▶ _PROBLEM STATEMENT_:
The required result is a copy of each line below in which "efficac" appears.

*** INFORMATION SHOWN ***

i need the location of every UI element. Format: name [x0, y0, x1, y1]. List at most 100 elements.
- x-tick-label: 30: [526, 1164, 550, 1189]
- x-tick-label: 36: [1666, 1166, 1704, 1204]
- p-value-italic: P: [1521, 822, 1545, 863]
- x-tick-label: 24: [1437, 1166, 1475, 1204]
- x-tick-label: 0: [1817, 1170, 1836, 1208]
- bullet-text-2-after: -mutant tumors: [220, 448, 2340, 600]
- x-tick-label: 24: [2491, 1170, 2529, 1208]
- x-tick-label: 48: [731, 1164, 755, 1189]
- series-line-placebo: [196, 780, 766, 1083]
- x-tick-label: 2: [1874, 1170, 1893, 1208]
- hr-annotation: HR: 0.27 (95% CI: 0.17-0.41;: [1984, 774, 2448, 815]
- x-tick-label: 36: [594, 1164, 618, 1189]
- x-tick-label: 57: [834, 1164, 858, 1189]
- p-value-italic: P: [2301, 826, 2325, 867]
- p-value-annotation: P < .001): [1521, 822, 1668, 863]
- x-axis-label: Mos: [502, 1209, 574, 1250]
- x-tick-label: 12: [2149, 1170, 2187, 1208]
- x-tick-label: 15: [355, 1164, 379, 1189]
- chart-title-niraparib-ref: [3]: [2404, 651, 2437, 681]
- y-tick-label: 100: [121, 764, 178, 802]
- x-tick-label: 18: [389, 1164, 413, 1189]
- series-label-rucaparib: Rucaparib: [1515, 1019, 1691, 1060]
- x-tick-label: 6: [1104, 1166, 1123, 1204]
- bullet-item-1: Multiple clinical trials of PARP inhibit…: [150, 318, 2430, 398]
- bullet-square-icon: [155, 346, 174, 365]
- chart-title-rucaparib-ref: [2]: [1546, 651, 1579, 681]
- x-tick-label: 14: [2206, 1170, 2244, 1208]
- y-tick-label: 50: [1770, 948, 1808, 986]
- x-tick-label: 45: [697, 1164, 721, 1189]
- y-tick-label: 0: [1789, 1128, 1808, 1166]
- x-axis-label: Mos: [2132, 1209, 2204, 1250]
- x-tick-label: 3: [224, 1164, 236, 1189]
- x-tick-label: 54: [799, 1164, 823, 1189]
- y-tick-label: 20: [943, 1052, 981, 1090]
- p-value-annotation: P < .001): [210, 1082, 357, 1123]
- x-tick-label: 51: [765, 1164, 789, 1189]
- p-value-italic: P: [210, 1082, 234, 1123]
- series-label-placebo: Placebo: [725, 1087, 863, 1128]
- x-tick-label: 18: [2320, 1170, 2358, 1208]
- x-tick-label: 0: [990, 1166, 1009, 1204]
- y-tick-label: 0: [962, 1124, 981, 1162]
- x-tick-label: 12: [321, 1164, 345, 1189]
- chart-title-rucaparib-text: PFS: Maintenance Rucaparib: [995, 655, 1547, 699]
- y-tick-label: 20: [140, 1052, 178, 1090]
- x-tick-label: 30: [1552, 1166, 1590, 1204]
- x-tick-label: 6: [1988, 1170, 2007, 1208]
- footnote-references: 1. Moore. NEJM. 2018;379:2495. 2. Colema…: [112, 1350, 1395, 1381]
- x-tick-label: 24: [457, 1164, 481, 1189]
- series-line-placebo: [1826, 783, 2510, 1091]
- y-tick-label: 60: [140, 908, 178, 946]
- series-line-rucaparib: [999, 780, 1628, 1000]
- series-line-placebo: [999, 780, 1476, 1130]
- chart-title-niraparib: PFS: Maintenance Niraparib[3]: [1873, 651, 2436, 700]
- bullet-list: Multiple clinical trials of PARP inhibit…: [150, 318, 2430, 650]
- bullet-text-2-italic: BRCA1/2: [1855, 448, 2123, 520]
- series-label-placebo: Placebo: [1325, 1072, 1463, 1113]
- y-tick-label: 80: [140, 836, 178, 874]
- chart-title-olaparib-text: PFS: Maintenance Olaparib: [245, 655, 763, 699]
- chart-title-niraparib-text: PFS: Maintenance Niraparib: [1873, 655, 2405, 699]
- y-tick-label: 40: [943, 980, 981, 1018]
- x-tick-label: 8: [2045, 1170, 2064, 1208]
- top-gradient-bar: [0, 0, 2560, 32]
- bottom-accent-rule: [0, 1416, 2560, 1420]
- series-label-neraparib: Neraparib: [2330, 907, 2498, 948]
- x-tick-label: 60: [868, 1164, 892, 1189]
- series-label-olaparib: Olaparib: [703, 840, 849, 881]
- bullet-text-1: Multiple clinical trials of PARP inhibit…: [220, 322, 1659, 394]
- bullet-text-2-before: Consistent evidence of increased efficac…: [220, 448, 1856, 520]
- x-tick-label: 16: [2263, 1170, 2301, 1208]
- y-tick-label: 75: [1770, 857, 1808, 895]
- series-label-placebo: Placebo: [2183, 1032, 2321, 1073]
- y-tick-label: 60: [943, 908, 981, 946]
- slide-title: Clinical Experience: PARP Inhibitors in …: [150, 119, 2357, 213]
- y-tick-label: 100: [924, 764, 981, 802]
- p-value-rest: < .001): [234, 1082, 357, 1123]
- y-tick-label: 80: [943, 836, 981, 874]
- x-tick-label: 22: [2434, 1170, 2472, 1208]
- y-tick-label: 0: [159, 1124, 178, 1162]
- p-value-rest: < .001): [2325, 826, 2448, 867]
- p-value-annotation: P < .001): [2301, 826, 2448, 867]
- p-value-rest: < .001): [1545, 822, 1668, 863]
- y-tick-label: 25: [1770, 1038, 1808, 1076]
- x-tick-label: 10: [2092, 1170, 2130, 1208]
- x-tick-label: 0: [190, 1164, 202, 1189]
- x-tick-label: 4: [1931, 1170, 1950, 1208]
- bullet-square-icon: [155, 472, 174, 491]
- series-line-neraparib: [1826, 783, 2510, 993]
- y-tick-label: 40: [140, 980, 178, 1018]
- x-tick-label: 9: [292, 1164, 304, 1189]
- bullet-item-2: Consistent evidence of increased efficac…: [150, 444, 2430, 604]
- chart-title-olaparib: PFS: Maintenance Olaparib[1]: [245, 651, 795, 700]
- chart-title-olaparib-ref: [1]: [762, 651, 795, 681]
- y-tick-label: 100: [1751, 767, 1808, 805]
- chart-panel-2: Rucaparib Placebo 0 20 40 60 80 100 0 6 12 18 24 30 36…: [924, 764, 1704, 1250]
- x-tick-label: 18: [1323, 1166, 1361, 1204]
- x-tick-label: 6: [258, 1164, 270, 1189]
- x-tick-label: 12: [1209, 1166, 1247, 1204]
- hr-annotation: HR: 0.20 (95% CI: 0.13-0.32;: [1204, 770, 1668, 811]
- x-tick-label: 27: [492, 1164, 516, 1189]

*** End of INFORMATION SHOWN ***

▶ _EXERCISE OUTPUT_:
- bullet-text-2-before: Consistent evidence of increased efficac…: [220, 448, 1856, 520]
- bullet-item-2: Consistent evidence of increased efficac…: [150, 444, 2430, 604]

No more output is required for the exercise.